Extracted records

********************

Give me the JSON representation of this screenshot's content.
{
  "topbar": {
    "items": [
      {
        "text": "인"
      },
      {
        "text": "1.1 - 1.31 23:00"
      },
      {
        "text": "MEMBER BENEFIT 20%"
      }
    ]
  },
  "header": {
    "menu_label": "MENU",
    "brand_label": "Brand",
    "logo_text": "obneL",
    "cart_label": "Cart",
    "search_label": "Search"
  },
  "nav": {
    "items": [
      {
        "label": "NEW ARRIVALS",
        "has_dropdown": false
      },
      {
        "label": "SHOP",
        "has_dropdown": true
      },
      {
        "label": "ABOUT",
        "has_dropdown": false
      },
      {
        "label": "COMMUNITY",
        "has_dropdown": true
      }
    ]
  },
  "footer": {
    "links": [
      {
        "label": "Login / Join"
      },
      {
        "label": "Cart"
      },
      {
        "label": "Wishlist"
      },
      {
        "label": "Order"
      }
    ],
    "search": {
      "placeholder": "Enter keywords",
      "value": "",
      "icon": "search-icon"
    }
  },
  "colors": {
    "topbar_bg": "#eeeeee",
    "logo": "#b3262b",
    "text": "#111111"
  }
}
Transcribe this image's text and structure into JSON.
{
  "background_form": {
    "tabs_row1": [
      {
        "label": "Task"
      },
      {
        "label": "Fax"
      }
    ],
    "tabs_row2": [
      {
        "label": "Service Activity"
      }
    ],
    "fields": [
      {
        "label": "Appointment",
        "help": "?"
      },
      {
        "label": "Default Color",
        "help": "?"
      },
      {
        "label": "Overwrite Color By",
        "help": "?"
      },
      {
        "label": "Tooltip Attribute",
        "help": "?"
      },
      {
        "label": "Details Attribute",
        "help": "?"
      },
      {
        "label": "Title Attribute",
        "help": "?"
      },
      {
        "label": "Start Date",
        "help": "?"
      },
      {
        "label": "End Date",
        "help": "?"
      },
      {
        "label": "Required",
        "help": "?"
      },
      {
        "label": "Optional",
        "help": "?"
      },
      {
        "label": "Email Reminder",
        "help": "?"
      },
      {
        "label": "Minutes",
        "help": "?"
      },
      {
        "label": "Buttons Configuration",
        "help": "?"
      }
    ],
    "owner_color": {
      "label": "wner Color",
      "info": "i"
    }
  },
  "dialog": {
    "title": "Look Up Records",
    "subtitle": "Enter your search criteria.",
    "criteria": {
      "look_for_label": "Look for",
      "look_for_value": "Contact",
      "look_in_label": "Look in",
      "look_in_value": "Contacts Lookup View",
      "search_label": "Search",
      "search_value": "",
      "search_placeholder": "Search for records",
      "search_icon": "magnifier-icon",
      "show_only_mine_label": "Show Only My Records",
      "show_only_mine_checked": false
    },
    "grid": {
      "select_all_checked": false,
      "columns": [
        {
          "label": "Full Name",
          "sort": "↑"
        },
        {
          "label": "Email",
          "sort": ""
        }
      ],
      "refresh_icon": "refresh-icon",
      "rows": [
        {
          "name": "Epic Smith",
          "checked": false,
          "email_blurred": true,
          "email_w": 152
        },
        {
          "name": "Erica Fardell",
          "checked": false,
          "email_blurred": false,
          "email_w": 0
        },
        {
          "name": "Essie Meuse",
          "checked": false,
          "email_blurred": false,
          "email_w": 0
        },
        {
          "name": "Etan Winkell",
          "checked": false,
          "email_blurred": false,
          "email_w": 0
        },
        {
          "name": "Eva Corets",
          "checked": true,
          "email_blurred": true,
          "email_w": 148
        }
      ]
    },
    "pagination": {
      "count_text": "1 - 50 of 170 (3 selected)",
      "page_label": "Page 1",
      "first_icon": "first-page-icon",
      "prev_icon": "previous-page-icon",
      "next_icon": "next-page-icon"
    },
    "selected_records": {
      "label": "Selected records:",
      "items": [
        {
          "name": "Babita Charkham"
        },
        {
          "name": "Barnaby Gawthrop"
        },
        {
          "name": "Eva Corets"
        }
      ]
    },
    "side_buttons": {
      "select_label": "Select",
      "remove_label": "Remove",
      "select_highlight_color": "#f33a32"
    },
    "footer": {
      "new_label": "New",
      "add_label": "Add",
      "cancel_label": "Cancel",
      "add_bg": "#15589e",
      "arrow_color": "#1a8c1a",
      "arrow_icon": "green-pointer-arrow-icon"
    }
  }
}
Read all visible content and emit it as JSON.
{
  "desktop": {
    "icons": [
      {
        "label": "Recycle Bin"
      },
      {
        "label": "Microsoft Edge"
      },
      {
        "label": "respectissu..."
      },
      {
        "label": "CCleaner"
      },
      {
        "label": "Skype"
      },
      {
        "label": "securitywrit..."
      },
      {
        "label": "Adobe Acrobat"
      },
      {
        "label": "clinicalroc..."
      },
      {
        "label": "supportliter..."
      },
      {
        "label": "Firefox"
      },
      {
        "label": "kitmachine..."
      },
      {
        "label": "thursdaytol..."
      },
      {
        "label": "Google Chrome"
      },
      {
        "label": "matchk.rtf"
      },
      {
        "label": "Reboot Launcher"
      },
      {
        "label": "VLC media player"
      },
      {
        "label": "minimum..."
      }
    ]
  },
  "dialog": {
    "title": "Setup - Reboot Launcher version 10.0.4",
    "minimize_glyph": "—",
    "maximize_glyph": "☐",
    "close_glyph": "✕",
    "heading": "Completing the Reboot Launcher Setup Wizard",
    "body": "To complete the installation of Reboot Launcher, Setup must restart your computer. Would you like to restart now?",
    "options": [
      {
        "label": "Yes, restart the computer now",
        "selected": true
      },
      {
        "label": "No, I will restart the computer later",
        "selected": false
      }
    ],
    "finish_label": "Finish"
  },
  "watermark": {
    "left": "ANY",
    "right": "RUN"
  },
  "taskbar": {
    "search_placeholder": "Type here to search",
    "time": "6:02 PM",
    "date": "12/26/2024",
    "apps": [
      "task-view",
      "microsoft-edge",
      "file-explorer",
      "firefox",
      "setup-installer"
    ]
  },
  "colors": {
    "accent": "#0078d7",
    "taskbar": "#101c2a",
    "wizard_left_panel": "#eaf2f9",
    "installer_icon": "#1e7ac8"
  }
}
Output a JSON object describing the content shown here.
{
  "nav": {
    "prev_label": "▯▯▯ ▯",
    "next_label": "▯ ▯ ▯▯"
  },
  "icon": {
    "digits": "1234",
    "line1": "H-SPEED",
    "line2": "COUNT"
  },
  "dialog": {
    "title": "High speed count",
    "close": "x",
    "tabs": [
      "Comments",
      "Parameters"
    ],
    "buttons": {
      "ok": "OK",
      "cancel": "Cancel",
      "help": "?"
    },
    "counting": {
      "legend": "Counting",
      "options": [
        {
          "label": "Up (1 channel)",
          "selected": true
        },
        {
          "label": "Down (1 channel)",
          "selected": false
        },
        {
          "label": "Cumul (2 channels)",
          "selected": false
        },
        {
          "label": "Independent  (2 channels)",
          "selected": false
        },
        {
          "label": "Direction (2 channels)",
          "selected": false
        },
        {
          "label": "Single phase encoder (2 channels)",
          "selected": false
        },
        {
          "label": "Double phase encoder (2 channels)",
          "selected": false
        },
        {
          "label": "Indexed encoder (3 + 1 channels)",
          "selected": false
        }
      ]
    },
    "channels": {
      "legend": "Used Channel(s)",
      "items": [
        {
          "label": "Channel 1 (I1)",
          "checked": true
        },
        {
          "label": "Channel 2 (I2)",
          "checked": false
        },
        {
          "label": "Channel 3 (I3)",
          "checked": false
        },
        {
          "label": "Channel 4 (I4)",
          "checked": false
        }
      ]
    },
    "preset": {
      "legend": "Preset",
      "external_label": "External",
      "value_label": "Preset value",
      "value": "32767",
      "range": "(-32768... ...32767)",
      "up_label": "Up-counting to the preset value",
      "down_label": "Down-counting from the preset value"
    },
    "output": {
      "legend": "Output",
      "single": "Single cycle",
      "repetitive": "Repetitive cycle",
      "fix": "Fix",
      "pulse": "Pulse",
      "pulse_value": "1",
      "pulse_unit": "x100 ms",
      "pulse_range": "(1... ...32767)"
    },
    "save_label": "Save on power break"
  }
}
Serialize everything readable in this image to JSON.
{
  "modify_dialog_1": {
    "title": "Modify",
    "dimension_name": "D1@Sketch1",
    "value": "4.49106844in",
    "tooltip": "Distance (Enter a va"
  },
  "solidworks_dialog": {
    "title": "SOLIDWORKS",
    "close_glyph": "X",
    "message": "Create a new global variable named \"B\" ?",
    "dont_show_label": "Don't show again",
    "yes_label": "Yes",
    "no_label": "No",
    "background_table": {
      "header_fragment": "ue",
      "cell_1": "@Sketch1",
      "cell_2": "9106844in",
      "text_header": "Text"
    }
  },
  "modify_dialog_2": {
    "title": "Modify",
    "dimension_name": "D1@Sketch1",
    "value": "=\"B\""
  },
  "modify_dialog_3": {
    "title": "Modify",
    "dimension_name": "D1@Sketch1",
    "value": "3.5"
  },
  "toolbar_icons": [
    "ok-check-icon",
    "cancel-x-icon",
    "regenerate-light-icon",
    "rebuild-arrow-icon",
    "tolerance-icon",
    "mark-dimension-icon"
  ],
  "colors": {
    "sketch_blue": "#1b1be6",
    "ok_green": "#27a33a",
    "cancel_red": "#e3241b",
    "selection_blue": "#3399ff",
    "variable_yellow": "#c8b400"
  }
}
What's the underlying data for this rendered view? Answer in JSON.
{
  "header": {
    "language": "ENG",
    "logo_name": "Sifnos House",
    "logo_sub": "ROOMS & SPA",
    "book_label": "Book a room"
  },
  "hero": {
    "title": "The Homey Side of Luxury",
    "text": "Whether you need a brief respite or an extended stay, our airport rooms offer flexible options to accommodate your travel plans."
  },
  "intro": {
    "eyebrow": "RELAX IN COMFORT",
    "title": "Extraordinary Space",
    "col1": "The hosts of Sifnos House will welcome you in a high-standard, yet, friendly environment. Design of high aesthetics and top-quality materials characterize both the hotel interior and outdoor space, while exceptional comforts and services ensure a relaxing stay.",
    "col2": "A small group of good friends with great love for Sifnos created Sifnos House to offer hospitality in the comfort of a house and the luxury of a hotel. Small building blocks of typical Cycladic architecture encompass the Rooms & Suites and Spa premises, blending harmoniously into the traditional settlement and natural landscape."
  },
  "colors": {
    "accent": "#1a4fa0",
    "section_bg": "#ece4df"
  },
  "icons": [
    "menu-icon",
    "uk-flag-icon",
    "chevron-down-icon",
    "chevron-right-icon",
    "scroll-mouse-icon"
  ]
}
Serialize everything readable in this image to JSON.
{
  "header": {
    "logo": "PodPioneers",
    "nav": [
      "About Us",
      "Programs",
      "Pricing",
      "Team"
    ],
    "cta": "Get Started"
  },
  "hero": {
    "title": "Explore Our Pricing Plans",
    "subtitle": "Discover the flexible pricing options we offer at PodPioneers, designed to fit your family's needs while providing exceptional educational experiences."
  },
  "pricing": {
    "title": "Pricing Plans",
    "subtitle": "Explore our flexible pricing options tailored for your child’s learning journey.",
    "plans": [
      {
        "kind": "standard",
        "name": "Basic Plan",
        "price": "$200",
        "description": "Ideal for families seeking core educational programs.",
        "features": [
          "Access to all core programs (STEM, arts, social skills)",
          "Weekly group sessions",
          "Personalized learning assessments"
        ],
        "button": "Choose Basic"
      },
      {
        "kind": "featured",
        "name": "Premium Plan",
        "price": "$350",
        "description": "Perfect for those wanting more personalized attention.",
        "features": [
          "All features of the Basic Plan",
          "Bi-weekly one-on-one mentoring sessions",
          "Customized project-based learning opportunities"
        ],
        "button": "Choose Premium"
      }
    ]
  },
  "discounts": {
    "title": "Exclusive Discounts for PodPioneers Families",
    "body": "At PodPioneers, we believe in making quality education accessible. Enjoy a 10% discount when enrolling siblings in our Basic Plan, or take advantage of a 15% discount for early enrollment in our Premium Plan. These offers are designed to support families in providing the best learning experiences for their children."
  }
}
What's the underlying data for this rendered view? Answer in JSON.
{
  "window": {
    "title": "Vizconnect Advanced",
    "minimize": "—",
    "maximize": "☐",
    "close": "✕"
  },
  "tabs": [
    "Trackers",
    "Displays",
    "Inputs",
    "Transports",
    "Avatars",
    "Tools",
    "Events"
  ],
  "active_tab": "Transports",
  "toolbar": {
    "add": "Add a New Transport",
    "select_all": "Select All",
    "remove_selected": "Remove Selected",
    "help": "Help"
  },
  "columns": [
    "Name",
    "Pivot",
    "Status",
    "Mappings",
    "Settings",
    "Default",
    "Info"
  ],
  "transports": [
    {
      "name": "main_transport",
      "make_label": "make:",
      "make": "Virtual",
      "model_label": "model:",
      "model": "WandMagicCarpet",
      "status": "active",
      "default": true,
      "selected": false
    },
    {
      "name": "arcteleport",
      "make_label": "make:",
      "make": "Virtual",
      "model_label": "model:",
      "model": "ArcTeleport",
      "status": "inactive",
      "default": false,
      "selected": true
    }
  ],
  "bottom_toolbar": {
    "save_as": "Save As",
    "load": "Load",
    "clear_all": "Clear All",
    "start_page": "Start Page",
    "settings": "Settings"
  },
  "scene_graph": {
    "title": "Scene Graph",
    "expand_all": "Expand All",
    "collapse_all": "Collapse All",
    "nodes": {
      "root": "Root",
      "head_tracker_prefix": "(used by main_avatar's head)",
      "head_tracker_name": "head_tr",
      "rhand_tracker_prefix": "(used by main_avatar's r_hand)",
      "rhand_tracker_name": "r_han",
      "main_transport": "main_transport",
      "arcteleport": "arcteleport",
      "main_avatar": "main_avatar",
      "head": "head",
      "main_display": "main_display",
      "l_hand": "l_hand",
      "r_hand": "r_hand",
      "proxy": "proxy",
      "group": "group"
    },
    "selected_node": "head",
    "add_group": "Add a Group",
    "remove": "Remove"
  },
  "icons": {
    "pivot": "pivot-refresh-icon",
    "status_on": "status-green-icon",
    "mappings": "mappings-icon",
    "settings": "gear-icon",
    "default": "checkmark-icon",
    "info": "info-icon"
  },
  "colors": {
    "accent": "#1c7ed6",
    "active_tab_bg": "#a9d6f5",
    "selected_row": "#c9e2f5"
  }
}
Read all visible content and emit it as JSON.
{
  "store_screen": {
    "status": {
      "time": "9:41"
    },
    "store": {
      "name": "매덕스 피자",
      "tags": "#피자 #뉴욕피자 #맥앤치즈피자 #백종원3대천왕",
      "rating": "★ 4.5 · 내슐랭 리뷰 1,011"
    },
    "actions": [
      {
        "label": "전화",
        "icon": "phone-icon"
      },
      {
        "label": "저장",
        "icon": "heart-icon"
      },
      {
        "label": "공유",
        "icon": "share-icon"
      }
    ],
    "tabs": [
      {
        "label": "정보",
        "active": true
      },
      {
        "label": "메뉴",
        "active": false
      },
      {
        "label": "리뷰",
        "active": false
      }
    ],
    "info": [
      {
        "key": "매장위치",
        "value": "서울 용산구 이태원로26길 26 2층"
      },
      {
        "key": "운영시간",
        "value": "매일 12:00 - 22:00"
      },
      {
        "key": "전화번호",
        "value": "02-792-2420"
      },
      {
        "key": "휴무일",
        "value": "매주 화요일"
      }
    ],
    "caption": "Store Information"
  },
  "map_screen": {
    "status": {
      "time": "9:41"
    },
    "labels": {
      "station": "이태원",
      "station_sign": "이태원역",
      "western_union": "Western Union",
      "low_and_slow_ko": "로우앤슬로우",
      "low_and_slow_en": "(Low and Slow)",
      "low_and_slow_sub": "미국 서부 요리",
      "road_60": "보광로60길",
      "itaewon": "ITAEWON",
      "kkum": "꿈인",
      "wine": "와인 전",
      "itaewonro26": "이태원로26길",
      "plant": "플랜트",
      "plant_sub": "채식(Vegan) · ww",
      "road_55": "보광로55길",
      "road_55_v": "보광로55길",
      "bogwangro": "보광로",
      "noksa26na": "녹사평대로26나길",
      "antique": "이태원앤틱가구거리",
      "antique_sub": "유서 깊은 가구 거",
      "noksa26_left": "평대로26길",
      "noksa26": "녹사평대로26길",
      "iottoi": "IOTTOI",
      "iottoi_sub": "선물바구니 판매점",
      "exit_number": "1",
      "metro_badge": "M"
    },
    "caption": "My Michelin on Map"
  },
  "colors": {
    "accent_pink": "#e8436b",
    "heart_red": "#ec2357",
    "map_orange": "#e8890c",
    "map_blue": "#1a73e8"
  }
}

********************

To do: Take every line from the records above that has the word "here" and copy it.

Solution:
    "search_placeholder": "Type here to search",
Output a JSON object describing the content shown here.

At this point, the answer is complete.